◆ **PROBLEM DESCRIPTION**
Identify each line in the records below that contains the word "курсына", and copy it.
┏━━
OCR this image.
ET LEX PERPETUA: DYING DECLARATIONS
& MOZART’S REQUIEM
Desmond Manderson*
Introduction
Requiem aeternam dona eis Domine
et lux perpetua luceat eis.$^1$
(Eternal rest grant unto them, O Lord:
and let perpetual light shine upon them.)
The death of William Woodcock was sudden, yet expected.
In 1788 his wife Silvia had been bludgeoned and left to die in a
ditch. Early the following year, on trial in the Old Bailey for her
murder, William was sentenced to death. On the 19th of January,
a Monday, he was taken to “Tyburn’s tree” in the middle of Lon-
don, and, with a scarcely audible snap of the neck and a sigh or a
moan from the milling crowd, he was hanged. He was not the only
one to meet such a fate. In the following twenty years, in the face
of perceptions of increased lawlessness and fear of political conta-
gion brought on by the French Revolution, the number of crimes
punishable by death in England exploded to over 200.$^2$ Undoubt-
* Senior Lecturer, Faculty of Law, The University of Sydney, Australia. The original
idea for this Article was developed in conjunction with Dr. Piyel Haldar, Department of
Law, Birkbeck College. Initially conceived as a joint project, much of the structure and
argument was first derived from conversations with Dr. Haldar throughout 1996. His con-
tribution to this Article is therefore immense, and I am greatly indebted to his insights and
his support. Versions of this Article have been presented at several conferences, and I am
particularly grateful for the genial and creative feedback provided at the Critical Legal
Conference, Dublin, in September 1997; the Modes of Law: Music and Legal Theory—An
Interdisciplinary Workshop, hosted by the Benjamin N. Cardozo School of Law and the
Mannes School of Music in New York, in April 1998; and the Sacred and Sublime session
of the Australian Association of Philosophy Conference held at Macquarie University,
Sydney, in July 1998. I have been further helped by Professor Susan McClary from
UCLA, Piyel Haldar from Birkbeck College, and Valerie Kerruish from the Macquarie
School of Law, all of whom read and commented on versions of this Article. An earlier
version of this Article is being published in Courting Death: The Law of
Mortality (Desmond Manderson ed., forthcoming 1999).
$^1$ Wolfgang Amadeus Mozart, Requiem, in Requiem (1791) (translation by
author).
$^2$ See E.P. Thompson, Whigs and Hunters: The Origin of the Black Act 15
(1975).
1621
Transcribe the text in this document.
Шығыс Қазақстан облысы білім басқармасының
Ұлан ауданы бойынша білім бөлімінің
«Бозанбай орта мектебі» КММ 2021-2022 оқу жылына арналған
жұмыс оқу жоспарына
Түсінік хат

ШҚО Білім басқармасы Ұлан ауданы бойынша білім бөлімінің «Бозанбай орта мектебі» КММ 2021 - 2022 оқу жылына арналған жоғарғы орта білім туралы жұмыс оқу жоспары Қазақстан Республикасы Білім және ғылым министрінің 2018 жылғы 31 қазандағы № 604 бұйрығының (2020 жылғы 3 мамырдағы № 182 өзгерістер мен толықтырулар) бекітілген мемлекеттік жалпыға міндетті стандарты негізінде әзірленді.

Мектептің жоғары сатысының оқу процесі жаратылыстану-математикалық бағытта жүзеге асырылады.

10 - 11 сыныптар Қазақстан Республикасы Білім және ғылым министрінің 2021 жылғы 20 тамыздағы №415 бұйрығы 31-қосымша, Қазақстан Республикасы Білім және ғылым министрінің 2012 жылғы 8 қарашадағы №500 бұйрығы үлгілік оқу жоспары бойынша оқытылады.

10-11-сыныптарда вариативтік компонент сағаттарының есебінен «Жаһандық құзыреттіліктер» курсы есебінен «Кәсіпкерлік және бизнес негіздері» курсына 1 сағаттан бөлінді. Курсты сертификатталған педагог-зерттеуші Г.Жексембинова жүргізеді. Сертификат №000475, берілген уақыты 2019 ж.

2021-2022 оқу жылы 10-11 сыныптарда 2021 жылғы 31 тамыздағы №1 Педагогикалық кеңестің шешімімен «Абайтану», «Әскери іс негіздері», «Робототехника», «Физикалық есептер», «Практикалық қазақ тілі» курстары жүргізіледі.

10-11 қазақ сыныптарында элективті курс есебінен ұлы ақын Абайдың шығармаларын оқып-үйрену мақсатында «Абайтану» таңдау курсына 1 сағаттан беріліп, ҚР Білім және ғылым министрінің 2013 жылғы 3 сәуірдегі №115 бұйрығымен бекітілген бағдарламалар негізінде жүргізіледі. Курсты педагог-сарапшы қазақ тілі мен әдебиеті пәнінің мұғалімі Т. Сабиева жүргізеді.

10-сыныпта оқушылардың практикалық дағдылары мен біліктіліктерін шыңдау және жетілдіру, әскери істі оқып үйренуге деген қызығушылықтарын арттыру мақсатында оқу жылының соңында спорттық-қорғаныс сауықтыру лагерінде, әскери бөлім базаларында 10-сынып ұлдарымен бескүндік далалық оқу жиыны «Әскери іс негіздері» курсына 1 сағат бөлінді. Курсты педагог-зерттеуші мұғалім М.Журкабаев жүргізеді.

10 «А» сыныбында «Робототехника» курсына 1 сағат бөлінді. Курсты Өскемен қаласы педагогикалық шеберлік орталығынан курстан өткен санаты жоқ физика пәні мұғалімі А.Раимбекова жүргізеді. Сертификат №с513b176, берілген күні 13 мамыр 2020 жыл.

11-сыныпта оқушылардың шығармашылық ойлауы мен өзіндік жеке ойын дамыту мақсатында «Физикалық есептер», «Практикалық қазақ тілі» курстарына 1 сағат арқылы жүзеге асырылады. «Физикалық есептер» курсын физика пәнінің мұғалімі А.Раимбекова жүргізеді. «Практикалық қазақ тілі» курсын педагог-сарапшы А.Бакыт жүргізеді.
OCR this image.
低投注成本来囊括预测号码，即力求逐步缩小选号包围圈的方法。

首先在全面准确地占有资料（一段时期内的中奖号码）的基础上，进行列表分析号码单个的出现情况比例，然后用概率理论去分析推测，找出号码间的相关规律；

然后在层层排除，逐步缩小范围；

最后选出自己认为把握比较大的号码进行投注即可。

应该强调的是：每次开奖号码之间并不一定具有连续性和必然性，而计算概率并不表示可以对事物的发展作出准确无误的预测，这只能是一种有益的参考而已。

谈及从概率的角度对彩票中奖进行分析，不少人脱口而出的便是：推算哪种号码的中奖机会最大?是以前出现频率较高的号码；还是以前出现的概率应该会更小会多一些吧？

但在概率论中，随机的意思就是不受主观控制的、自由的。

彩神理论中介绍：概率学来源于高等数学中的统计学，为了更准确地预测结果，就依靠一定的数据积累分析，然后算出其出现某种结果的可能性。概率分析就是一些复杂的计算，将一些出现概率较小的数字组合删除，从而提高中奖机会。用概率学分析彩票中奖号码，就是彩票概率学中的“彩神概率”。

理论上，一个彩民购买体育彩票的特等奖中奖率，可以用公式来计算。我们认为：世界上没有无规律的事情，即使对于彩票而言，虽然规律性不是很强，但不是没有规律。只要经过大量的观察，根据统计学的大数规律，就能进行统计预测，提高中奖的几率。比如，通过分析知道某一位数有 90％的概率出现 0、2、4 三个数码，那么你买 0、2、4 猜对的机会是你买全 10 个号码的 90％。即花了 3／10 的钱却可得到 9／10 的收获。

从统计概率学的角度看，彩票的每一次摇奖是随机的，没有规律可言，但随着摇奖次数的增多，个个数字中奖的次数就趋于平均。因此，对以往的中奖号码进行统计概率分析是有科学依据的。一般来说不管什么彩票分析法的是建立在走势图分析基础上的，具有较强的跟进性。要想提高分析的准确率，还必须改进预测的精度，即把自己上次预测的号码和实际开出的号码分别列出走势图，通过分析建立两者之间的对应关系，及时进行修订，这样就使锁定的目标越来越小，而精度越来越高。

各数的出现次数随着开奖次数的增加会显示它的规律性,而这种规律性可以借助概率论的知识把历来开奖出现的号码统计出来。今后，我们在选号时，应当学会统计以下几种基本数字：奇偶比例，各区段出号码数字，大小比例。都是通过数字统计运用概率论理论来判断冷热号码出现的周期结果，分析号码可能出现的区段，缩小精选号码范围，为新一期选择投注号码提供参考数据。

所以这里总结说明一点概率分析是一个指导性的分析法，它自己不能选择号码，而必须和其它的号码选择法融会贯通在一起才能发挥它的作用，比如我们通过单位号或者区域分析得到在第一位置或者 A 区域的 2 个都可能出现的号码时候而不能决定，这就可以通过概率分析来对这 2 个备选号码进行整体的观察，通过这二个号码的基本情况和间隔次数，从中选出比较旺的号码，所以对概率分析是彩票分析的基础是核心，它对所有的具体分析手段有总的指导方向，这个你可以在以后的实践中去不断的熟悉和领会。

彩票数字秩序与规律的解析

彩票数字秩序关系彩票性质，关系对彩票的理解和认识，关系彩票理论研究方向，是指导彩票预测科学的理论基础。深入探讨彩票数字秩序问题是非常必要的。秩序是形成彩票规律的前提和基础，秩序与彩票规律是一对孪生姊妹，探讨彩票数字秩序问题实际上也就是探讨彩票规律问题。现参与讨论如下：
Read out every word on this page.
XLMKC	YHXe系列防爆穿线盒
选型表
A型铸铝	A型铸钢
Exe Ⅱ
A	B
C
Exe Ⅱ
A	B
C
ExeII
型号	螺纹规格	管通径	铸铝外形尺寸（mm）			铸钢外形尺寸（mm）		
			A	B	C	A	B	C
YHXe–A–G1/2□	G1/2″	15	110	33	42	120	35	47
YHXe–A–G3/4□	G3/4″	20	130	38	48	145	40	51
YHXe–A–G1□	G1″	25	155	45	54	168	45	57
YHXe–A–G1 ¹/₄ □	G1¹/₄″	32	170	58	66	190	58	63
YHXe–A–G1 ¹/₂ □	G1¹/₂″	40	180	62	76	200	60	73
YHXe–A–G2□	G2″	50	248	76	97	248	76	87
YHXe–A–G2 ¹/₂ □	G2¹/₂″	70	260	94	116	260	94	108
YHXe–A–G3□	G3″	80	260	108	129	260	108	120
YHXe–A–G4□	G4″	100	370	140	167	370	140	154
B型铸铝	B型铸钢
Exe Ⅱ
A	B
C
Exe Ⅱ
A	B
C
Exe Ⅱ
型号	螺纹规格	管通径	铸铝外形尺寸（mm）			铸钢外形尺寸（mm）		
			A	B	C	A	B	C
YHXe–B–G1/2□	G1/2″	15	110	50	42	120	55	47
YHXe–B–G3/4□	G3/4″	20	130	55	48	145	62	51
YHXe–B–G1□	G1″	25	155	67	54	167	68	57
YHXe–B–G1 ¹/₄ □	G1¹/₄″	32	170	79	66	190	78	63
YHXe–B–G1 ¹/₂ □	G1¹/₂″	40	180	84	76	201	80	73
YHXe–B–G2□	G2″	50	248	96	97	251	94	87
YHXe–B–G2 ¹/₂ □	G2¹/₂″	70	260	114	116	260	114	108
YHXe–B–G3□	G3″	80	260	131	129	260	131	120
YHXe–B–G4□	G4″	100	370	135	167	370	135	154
┗━━
◆ **EXERCISE RESULT**
10-11-сыныптарда вариативтік компонент сағаттарының есебінен «Жаһандық құзыреттіліктер» курсы есебінен «Кәсіпкерлік және бизнес негіздері» курсына 1 сағаттан бөлінді. Курсты сертификатталған педагог-зерттеуші Г.Жексембинова жүргізеді. Сертификат №000475, берілген уақыты 2019 ж.
10-11 қазақ сыныптарында элективті курс есебінен ұлы ақын Абайдың шығармаларын оқып-үйрену мақсатында «Абайтану» таңдау курсына 1 сағаттан беріліп, ҚР Білім және ғылым министрінің 2013 жылғы 3 сәуірдегі №115 бұйрығымен бекітілген бағдарламалар негізінде жүргізіледі. Курсты педагог-сарапшы қазақ тілі мен әдебиеті пәнінің мұғалімі Т. Сабиева жүргізеді.
10-сыныпта оқушылардың практикалық дағдылары мен біліктіліктерін шыңдау және жетілдіру, әскери істі оқып үйренуге деген қызығушылықтарын арттыру мақсатында оқу жылының соңында спорттық-қорғаныс сауықтыру лагерінде, әскери бөлім базаларында 10-сынып ұлдарымен бескүндік далалық оқу жиыны «Әскери іс негіздері» курсына 1 сағат бөлінді. Курсты педагог-зерттеуші мұғалім М.Журкабаев жүргізеді.
10 «А» сыныбында «Робототехника» курсына 1 сағат бөлінді. Курсты Өскемен қаласы педагогикалық шеберлік орталығынан курстан өткен санаты жоқ физика пәні мұғалімі А.Раимбекова жүргізеді. Сертификат №с513b176, берілген күні 13 мамыр 2020 жыл.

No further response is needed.